■ EXERCISE AIM: Only the pictures are to be left out; set down the rest of the records exactly.

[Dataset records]
==*==
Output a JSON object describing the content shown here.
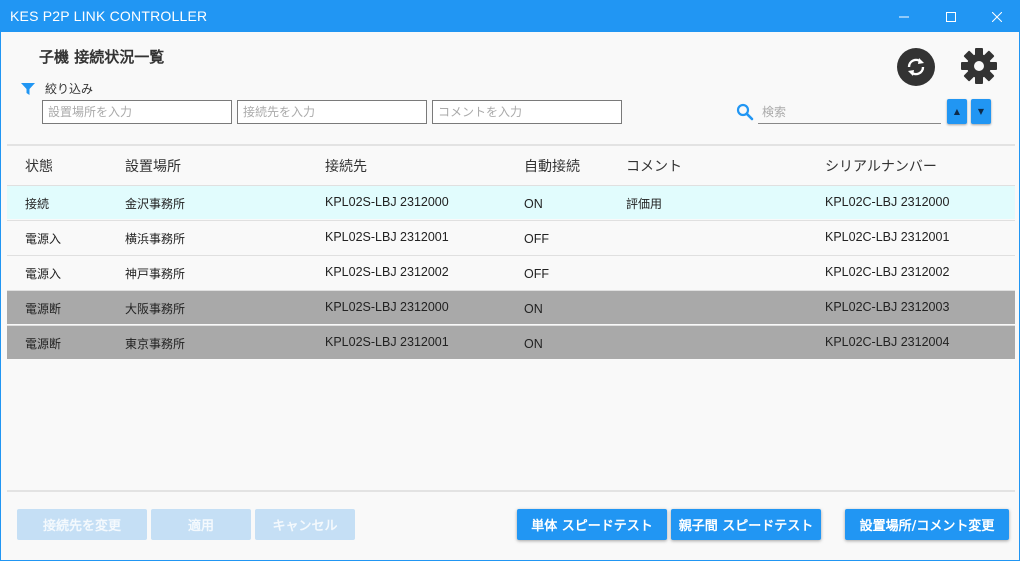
{
  "window": {
    "title": "KES P2P LINK CONTROLLER",
    "accent_color": "#2196f3"
  },
  "header": {
    "page_title": "子機 接続状況一覧"
  },
  "filter": {
    "label": "絞り込み",
    "location_placeholder": "設置場所を入力",
    "destination_placeholder": "接続先を入力",
    "comment_placeholder": "コメントを入力",
    "search_placeholder": "検索"
  },
  "table": {
    "headers": [
      "状態",
      "設置場所",
      "接続先",
      "自動接続",
      "コメント",
      "シリアルナンバー"
    ],
    "rows": [
      {
        "status": "接続",
        "location": "金沢事務所",
        "destination": "KPL02S-LBJ 2312000",
        "auto": "ON",
        "comment": "評価用",
        "serial": "KPL02C-LBJ 2312000"
      },
      {
        "status": "電源入",
        "location": "横浜事務所",
        "destination": "KPL02S-LBJ 2312001",
        "auto": "OFF",
        "comment": "",
        "serial": "KPL02C-LBJ 2312001"
      },
      {
        "status": "電源入",
        "location": "神戸事務所",
        "destination": "KPL02S-LBJ 2312002",
        "auto": "OFF",
        "comment": "",
        "serial": "KPL02C-LBJ 2312002"
      },
      {
        "status": "電源断",
        "location": "大阪事務所",
        "destination": "KPL02S-LBJ 2312000",
        "auto": "ON",
        "comment": "",
        "serial": "KPL02C-LBJ 2312003"
      },
      {
        "status": "電源断",
        "location": "東京事務所",
        "destination": "KPL02S-LBJ 2312001",
        "auto": "ON",
        "comment": "",
        "serial": "KPL02C-LBJ 2312004"
      }
    ]
  },
  "buttons": {
    "change_destination": "接続先を変更",
    "apply": "適用",
    "cancel": "キャンセル",
    "single_speed_test": "単体 スピードテスト",
    "parent_child_speed_test": "親子間 スピードテスト",
    "change_location_comment": "設置場所/コメント変更"
  },
  "icons": {
    "minimize": "minimize-icon",
    "maximize": "maximize-icon",
    "close": "close-icon",
    "refresh": "refresh-icon",
    "settings": "gear-icon",
    "filter": "filter-icon",
    "search": "search-icon",
    "up": "arrow-up-icon",
    "down": "arrow-down-icon"
  }
}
==*==
■ SOLUTION FOR THIS EXERCISE:
Output a JSON object describing the content shown here.
{
  "window": {
    "title": "KES P2P LINK CONTROLLER",
    "accent_color": "#2196f3"
  },
  "header": {
    "page_title": "子機 接続状況一覧"
  },
  "filter": {
    "label": "絞り込み",
    "location_placeholder": "設置場所を入力",
    "destination_placeholder": "接続先を入力",
    "comment_placeholder": "コメントを入力",
    "search_placeholder": "検索"
  },
  "table": {
    "headers": [
      "状態",
      "設置場所",
      "接続先",
      "自動接続",
      "コメント",
      "シリアルナンバー"
    ],
    "rows": [
      {
        "status": "接続",
        "location": "金沢事務所",
        "destination": "KPL02S-LBJ 2312000",
        "auto": "ON",
        "comment": "評価用",
        "serial": "KPL02C-LBJ 2312000"
      },
      {
        "status": "電源入",
        "location": "横浜事務所",
        "destination": "KPL02S-LBJ 2312001",
        "auto": "OFF",
        "comment": "",
        "serial": "KPL02C-LBJ 2312001"
      },
      {
        "status": "電源入",
        "location": "神戸事務所",
        "destination": "KPL02S-LBJ 2312002",
        "auto": "OFF",
        "comment": "",
        "serial": "KPL02C-LBJ 2312002"
      },
      {
        "status": "電源断",
        "location": "大阪事務所",
        "destination": "KPL02S-LBJ 2312000",
        "auto": "ON",
        "comment": "",
        "serial": "KPL02C-LBJ 2312003"
      },
      {
        "status": "電源断",
        "location": "東京事務所",
        "destination": "KPL02S-LBJ 2312001",
        "auto": "ON",
        "comment": "",
        "serial": "KPL02C-LBJ 2312004"
      }
    ]
  },
  "buttons": {
    "change_destination": "接続先を変更",
    "apply": "適用",
    "cancel": "キャンセル",
    "single_speed_test": "単体 スピードテスト",
    "parent_child_speed_test": "親子間 スピードテスト",
    "change_location_comment": "設置場所/コメント変更"
  },
  "icons": {
    "minimize": "minimize-icon",
    "maximize": "maximize-icon",
    "close": "close-icon",
    "refresh": "refresh-icon",
    "settings": "gear-icon",
    "filter": "filter-icon",
    "search": "search-icon",
    "up": "arrow-up-icon",
    "down": "arrow-down-icon"
  }
}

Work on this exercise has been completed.